Some records:
-- Begin --
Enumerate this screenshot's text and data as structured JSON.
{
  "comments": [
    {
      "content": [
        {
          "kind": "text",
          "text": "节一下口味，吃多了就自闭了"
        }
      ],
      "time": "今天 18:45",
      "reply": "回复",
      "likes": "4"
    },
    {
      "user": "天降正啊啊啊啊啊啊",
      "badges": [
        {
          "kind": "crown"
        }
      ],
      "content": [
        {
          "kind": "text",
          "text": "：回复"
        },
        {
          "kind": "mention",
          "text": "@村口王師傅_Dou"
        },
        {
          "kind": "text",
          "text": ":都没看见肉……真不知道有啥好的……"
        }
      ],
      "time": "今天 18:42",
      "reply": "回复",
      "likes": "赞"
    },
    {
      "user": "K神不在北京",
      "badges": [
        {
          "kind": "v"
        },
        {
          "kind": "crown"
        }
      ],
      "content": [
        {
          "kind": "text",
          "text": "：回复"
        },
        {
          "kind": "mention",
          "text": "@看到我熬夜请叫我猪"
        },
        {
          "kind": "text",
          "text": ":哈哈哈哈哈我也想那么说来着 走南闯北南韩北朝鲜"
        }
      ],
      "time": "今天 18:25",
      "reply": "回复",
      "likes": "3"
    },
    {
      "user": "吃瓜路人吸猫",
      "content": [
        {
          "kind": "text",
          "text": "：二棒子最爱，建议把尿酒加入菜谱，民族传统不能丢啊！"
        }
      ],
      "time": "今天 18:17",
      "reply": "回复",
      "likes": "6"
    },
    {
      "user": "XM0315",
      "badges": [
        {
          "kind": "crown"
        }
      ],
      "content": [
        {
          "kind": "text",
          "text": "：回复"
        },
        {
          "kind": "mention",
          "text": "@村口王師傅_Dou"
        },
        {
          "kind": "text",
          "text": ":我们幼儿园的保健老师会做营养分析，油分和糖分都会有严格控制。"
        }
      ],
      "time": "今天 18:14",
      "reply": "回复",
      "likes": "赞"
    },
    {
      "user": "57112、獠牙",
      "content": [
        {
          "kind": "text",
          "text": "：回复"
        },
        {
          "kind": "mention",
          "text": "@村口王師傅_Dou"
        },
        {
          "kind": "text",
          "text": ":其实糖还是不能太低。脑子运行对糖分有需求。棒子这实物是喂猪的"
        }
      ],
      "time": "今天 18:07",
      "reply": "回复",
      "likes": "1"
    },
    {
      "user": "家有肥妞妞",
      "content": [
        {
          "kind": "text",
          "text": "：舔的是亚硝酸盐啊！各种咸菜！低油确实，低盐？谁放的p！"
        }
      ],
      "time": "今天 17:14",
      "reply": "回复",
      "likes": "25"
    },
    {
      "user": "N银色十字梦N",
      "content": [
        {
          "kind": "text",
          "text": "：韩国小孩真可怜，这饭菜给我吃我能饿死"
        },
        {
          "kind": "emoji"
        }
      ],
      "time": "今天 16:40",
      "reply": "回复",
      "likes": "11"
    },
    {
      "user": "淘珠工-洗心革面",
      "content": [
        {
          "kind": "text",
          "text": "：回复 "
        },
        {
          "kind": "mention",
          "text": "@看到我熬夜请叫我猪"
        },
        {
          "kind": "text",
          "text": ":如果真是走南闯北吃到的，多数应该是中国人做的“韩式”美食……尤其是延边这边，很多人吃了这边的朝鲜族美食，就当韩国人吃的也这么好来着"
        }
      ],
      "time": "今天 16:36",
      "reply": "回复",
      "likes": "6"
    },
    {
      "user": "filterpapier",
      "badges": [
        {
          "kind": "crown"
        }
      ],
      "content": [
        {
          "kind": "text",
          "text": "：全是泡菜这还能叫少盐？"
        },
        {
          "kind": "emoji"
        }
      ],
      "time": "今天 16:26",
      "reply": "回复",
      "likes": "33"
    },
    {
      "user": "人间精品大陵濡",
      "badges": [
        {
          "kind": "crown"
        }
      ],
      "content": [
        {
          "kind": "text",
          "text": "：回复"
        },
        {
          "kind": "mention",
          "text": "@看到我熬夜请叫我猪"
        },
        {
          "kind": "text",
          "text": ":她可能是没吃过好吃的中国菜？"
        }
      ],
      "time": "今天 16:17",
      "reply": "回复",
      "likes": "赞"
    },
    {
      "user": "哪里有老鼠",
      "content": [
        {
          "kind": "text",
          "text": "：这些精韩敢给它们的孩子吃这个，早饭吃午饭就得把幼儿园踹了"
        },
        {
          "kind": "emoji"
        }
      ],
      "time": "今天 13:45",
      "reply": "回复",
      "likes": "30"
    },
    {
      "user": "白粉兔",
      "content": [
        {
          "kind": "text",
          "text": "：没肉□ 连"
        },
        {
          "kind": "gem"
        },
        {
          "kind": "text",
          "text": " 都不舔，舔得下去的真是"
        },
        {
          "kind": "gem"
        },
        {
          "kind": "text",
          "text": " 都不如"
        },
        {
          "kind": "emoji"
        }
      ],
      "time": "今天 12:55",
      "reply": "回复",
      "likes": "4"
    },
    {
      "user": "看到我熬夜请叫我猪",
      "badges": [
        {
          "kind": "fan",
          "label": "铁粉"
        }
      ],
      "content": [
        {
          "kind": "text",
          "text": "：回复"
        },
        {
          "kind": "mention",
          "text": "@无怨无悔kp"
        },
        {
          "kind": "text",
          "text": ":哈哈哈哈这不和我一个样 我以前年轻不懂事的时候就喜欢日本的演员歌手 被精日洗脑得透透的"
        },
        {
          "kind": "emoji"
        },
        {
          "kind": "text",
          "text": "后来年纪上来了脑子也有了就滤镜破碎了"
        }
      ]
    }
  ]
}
-- End --
REQUIRED WORK: Return all the data above once more, precisely as given.

RESPONSE FOR THIS EXERCISE:
Enumerate this screenshot's text and data as structured JSON.
{
  "comments": [
    {
      "content": [
        {
          "kind": "text",
          "text": "节一下口味，吃多了就自闭了"
        }
      ],
      "time": "今天 18:45",
      "reply": "回复",
      "likes": "4"
    },
    {
      "user": "天降正啊啊啊啊啊啊",
      "badges": [
        {
          "kind": "crown"
        }
      ],
      "content": [
        {
          "kind": "text",
          "text": "：回复"
        },
        {
          "kind": "mention",
          "text": "@村口王師傅_Dou"
        },
        {
          "kind": "text",
          "text": ":都没看见肉……真不知道有啥好的……"
        }
      ],
      "time": "今天 18:42",
      "reply": "回复",
      "likes": "赞"
    },
    {
      "user": "K神不在北京",
      "badges": [
        {
          "kind": "v"
        },
        {
          "kind": "crown"
        }
      ],
      "content": [
        {
          "kind": "text",
          "text": "：回复"
        },
        {
          "kind": "mention",
          "text": "@看到我熬夜请叫我猪"
        },
        {
          "kind": "text",
          "text": ":哈哈哈哈哈我也想那么说来着 走南闯北南韩北朝鲜"
        }
      ],
      "time": "今天 18:25",
      "reply": "回复",
      "likes": "3"
    },
    {
      "user": "吃瓜路人吸猫",
      "content": [
        {
          "kind": "text",
          "text": "：二棒子最爱，建议把尿酒加入菜谱，民族传统不能丢啊！"
        }
      ],
      "time": "今天 18:17",
      "reply": "回复",
      "likes": "6"
    },
    {
      "user": "XM0315",
      "badges": [
        {
          "kind": "crown"
        }
      ],
      "content": [
        {
          "kind": "text",
          "text": "：回复"
        },
        {
          "kind": "mention",
          "text": "@村口王師傅_Dou"
        },
        {
          "kind": "text",
          "text": ":我们幼儿园的保健老师会做营养分析，油分和糖分都会有严格控制。"
        }
      ],
      "time": "今天 18:14",
      "reply": "回复",
      "likes": "赞"
    },
    {
      "user": "57112、獠牙",
      "content": [
        {
          "kind": "text",
          "text": "：回复"
        },
        {
          "kind": "mention",
          "text": "@村口王師傅_Dou"
        },
        {
          "kind": "text",
          "text": ":其实糖还是不能太低。脑子运行对糖分有需求。棒子这实物是喂猪的"
        }
      ],
      "time": "今天 18:07",
      "reply": "回复",
      "likes": "1"
    },
    {
      "user": "家有肥妞妞",
      "content": [
        {
          "kind": "text",
          "text": "：舔的是亚硝酸盐啊！各种咸菜！低油确实，低盐？谁放的p！"
        }
      ],
      "time": "今天 17:14",
      "reply": "回复",
      "likes": "25"
    },
    {
      "user": "N银色十字梦N",
      "content": [
        {
          "kind": "text",
          "text": "：韩国小孩真可怜，这饭菜给我吃我能饿死"
        },
        {
          "kind": "emoji"
        }
      ],
      "time": "今天 16:40",
      "reply": "回复",
      "likes": "11"
    },
    {
      "user": "淘珠工-洗心革面",
      "content": [
        {
          "kind": "text",
          "text": "：回复 "
        },
        {
          "kind": "mention",
          "text": "@看到我熬夜请叫我猪"
        },
        {
          "kind": "text",
          "text": ":如果真是走南闯北吃到的，多数应该是中国人做的“韩式”美食……尤其是延边这边，很多人吃了这边的朝鲜族美食，就当韩国人吃的也这么好来着"
        }
      ],
      "time": "今天 16:36",
      "reply": "回复",
      "likes": "6"
    },
    {
      "user": "filterpapier",
      "badges": [
        {
          "kind": "crown"
        }
      ],
      "content": [
        {
          "kind": "text",
          "text": "：全是泡菜这还能叫少盐？"
        },
        {
          "kind": "emoji"
        }
      ],
      "time": "今天 16:26",
      "reply": "回复",
      "likes": "33"
    },
    {
      "user": "人间精品大陵濡",
      "badges": [
        {
          "kind": "crown"
        }
      ],
      "content": [
        {
          "kind": "text",
          "text": "：回复"
        },
        {
          "kind": "mention",
          "text": "@看到我熬夜请叫我猪"
        },
        {
          "kind": "text",
          "text": ":她可能是没吃过好吃的中国菜？"
        }
      ],
      "time": "今天 16:17",
      "reply": "回复",
      "likes": "赞"
    },
    {
      "user": "哪里有老鼠",
      "content": [
        {
          "kind": "text",
          "text": "：这些精韩敢给它们的孩子吃这个，早饭吃午饭就得把幼儿园踹了"
        },
        {
          "kind": "emoji"
        }
      ],
      "time": "今天 13:45",
      "reply": "回复",
      "likes": "30"
    },
    {
      "user": "白粉兔",
      "content": [
        {
          "kind": "text",
          "text": "：没肉□ 连"
        },
        {
          "kind": "gem"
        },
        {
          "kind": "text",
          "text": " 都不舔，舔得下去的真是"
        },
        {
          "kind": "gem"
        },
        {
          "kind": "text",
          "text": " 都不如"
        },
        {
          "kind": "emoji"
        }
      ],
      "time": "今天 12:55",
      "reply": "回复",
      "likes": "4"
    },
    {
      "user": "看到我熬夜请叫我猪",
      "badges": [
        {
          "kind": "fan",
          "label": "铁粉"
        }
      ],
      "content": [
        {
          "kind": "text",
          "text": "：回复"
        },
        {
          "kind": "mention",
          "text": "@无怨无悔kp"
        },
        {
          "kind": "text",
          "text": ":哈哈哈哈这不和我一个样 我以前年轻不懂事的时候就喜欢日本的演员歌手 被精日洗脑得透透的"
        },
        {
          "kind": "emoji"
        },
        {
          "kind": "text",
          "text": "后来年纪上来了脑子也有了就滤镜破碎了"
        }
      ]
    }
  ]
}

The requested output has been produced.